■ What to produce:
A word-for-word repetition of all the entries is required.

[Data records]
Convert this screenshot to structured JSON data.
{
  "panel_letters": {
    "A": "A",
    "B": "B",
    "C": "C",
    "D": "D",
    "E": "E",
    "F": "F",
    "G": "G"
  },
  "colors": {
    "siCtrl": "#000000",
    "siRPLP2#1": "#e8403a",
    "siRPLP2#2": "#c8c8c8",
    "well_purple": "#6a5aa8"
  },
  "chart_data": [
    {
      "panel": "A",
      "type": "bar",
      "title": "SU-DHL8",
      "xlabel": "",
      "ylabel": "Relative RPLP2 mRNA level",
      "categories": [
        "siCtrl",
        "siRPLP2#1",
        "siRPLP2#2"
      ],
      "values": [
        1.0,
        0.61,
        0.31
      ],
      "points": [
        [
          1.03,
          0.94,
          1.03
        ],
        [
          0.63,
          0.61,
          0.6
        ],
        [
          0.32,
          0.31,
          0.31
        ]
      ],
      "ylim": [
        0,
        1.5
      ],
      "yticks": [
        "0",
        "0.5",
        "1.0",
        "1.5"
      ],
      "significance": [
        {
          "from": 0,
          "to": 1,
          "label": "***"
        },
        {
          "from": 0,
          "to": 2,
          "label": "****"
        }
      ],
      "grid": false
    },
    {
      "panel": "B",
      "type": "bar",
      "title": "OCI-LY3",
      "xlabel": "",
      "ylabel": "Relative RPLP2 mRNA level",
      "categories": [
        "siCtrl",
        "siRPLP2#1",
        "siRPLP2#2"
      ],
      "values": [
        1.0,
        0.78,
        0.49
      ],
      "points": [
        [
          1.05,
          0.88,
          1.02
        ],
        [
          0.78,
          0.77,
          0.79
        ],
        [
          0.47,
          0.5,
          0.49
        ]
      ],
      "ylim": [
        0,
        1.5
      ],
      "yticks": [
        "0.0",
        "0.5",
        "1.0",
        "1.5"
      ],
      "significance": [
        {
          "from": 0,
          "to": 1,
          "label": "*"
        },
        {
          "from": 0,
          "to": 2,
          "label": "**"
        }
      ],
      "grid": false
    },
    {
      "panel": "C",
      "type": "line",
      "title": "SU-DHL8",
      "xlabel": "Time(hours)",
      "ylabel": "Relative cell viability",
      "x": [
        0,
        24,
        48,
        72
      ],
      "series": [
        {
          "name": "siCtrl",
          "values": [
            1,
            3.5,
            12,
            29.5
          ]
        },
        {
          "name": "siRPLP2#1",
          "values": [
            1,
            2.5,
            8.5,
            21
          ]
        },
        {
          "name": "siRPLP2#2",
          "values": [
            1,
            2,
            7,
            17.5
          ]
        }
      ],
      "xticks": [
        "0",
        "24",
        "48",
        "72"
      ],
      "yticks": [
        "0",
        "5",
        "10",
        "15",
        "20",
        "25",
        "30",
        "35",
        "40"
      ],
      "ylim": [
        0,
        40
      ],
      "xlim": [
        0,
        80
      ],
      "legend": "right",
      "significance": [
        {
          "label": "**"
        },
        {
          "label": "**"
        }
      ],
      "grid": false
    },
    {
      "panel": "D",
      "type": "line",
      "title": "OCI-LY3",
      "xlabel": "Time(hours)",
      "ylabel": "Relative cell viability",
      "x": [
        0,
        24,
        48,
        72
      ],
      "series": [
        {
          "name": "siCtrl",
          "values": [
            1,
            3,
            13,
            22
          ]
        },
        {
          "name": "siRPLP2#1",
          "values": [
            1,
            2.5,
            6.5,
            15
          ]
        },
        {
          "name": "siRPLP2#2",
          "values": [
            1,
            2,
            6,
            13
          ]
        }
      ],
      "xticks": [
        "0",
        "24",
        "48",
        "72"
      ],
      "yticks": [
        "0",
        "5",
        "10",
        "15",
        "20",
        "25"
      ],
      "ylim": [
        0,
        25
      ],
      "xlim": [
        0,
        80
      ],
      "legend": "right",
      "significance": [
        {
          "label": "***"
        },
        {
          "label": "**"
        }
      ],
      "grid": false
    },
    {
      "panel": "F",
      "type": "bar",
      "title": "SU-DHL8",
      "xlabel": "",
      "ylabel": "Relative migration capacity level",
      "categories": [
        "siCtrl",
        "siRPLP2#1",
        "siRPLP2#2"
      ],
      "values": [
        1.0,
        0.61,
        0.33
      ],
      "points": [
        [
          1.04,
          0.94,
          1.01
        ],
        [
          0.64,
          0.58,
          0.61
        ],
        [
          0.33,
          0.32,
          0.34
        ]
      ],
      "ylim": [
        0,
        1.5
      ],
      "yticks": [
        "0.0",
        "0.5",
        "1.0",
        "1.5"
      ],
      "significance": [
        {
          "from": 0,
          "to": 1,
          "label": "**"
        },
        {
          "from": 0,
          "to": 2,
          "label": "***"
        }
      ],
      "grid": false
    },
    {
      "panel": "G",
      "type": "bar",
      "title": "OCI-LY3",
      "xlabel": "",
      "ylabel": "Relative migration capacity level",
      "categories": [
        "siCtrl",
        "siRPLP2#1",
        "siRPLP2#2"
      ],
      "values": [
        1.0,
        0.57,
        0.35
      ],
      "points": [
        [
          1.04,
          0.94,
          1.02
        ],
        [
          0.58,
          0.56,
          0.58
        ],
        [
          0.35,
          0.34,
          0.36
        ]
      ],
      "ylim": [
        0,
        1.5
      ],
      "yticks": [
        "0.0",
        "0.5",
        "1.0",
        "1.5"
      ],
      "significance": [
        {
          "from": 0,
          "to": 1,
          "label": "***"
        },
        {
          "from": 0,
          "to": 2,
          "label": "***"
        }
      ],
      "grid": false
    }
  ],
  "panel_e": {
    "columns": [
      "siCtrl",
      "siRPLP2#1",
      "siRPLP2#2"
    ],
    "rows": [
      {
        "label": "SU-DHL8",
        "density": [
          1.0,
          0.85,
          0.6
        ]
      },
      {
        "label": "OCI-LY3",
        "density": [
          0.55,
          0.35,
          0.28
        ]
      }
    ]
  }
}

■ Task output:
Convert this screenshot to structured JSON data.
{
  "panel_letters": {
    "A": "A",
    "B": "B",
    "C": "C",
    "D": "D",
    "E": "E",
    "F": "F",
    "G": "G"
  },
  "colors": {
    "siCtrl": "#000000",
    "siRPLP2#1": "#e8403a",
    "siRPLP2#2": "#c8c8c8",
    "well_purple": "#6a5aa8"
  },
  "chart_data": [
    {
      "panel": "A",
      "type": "bar",
      "title": "SU-DHL8",
      "xlabel": "",
      "ylabel": "Relative RPLP2 mRNA level",
      "categories": [
        "siCtrl",
        "siRPLP2#1",
        "siRPLP2#2"
      ],
      "values": [
        1.0,
        0.61,
        0.31
      ],
      "points": [
        [
          1.03,
          0.94,
          1.03
        ],
        [
          0.63,
          0.61,
          0.6
        ],
        [
          0.32,
          0.31,
          0.31
        ]
      ],
      "ylim": [
        0,
        1.5
      ],
      "yticks": [
        "0",
        "0.5",
        "1.0",
        "1.5"
      ],
      "significance": [
        {
          "from": 0,
          "to": 1,
          "label": "***"
        },
        {
          "from": 0,
          "to": 2,
          "label": "****"
        }
      ],
      "grid": false
    },
    {
      "panel": "B",
      "type": "bar",
      "title": "OCI-LY3",
      "xlabel": "",
      "ylabel": "Relative RPLP2 mRNA level",
      "categories": [
        "siCtrl",
        "siRPLP2#1",
        "siRPLP2#2"
      ],
      "values": [
        1.0,
        0.78,
        0.49
      ],
      "points": [
        [
          1.05,
          0.88,
          1.02
        ],
        [
          0.78,
          0.77,
          0.79
        ],
        [
          0.47,
          0.5,
          0.49
        ]
      ],
      "ylim": [
        0,
        1.5
      ],
      "yticks": [
        "0.0",
        "0.5",
        "1.0",
        "1.5"
      ],
      "significance": [
        {
          "from": 0,
          "to": 1,
          "label": "*"
        },
        {
          "from": 0,
          "to": 2,
          "label": "**"
        }
      ],
      "grid": false
    },
    {
      "panel": "C",
      "type": "line",
      "title": "SU-DHL8",
      "xlabel": "Time(hours)",
      "ylabel": "Relative cell viability",
      "x": [
        0,
        24,
        48,
        72
      ],
      "series": [
        {
          "name": "siCtrl",
          "values": [
            1,
            3.5,
            12,
            29.5
          ]
        },
        {
          "name": "siRPLP2#1",
          "values": [
            1,
            2.5,
            8.5,
            21
          ]
        },
        {
          "name": "siRPLP2#2",
          "values": [
            1,
            2,
            7,
            17.5
          ]
        }
      ],
      "xticks": [
        "0",
        "24",
        "48",
        "72"
      ],
      "yticks": [
        "0",
        "5",
        "10",
        "15",
        "20",
        "25",
        "30",
        "35",
        "40"
      ],
      "ylim": [
        0,
        40
      ],
      "xlim": [
        0,
        80
      ],
      "legend": "right",
      "significance": [
        {
          "label": "**"
        },
        {
          "label": "**"
        }
      ],
      "grid": false
    },
    {
      "panel": "D",
      "type": "line",
      "title": "OCI-LY3",
      "xlabel": "Time(hours)",
      "ylabel": "Relative cell viability",
      "x": [
        0,
        24,
        48,
        72
      ],
      "series": [
        {
          "name": "siCtrl",
          "values": [
            1,
            3,
            13,
            22
          ]
        },
        {
          "name": "siRPLP2#1",
          "values": [
            1,
            2.5,
            6.5,
            15
          ]
        },
        {
          "name": "siRPLP2#2",
          "values": [
            1,
            2,
            6,
            13
          ]
        }
      ],
      "xticks": [
        "0",
        "24",
        "48",
        "72"
      ],
      "yticks": [
        "0",
        "5",
        "10",
        "15",
        "20",
        "25"
      ],
      "ylim": [
        0,
        25
      ],
      "xlim": [
        0,
        80
      ],
      "legend": "right",
      "significance": [
        {
          "label": "***"
        },
        {
          "label": "**"
        }
      ],
      "grid": false
    },
    {
      "panel": "F",
      "type": "bar",
      "title": "SU-DHL8",
      "xlabel": "",
      "ylabel": "Relative migration capacity level",
      "categories": [
        "siCtrl",
        "siRPLP2#1",
        "siRPLP2#2"
      ],
      "values": [
        1.0,
        0.61,
        0.33
      ],
      "points": [
        [
          1.04,
          0.94,
          1.01
        ],
        [
          0.64,
          0.58,
          0.61
        ],
        [
          0.33,
          0.32,
          0.34
        ]
      ],
      "ylim": [
        0,
        1.5
      ],
      "yticks": [
        "0.0",
        "0.5",
        "1.0",
        "1.5"
      ],
      "significance": [
        {
          "from": 0,
          "to": 1,
          "label": "**"
        },
        {
          "from": 0,
          "to": 2,
          "label": "***"
        }
      ],
      "grid": false
    },
    {
      "panel": "G",
      "type": "bar",
      "title": "OCI-LY3",
      "xlabel": "",
      "ylabel": "Relative migration capacity level",
      "categories": [
        "siCtrl",
        "siRPLP2#1",
        "siRPLP2#2"
      ],
      "values": [
        1.0,
        0.57,
        0.35
      ],
      "points": [
        [
          1.04,
          0.94,
          1.02
        ],
        [
          0.58,
          0.56,
          0.58
        ],
        [
          0.35,
          0.34,
          0.36
        ]
      ],
      "ylim": [
        0,
        1.5
      ],
      "yticks": [
        "0.0",
        "0.5",
        "1.0",
        "1.5"
      ],
      "significance": [
        {
          "from": 0,
          "to": 1,
          "label": "***"
        },
        {
          "from": 0,
          "to": 2,
          "label": "***"
        }
      ],
      "grid": false
    }
  ],
  "panel_e": {
    "columns": [
      "siCtrl",
      "siRPLP2#1",
      "siRPLP2#2"
    ],
    "rows": [
      {
        "label": "SU-DHL8",
        "density": [
          1.0,
          0.85,
          0.6
        ]
      },
      {
        "label": "OCI-LY3",
        "density": [
          0.55,
          0.35,
          0.28
        ]
      }
    ]
  }
}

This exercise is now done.